WHAT NEEDS TO BE DONE
Please count the lines in the data below that contain the string "item" and reply with only that number.

DATA FOR THE TASK
--------------------------------

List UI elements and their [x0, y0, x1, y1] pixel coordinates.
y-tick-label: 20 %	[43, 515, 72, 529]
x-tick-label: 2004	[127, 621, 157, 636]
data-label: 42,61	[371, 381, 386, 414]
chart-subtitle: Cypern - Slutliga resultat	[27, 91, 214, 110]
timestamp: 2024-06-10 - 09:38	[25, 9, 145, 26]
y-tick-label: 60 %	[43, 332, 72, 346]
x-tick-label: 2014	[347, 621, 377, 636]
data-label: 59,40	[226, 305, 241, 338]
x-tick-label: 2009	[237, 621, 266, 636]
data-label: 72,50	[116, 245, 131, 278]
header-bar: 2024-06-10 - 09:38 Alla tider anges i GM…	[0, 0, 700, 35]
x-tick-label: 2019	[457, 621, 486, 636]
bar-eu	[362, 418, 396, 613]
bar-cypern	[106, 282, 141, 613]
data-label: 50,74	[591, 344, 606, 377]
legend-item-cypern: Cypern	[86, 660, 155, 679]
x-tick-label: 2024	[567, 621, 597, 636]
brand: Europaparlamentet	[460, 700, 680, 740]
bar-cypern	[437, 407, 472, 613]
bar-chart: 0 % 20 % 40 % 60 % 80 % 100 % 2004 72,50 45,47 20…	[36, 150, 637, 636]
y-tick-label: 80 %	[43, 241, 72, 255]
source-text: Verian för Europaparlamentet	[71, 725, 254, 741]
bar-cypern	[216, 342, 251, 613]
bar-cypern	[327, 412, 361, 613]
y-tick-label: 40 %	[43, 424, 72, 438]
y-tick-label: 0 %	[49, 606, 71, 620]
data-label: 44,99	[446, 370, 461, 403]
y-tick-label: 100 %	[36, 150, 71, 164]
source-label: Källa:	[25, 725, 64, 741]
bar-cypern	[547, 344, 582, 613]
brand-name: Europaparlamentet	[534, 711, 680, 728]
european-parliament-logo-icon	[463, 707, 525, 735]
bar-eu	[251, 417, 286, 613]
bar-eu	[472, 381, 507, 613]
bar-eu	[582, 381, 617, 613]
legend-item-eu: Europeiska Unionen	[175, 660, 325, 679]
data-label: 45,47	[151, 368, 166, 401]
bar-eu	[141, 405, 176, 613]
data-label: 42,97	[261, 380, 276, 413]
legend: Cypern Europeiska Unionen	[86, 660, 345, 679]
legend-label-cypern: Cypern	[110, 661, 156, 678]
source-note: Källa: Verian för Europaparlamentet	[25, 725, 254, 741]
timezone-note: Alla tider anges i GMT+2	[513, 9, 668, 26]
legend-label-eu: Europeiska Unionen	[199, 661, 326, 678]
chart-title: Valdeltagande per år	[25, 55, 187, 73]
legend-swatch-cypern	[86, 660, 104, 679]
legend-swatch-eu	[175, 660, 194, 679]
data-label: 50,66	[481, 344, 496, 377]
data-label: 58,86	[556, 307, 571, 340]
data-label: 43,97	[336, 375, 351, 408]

--------------------------------

CORRECT RESULT
2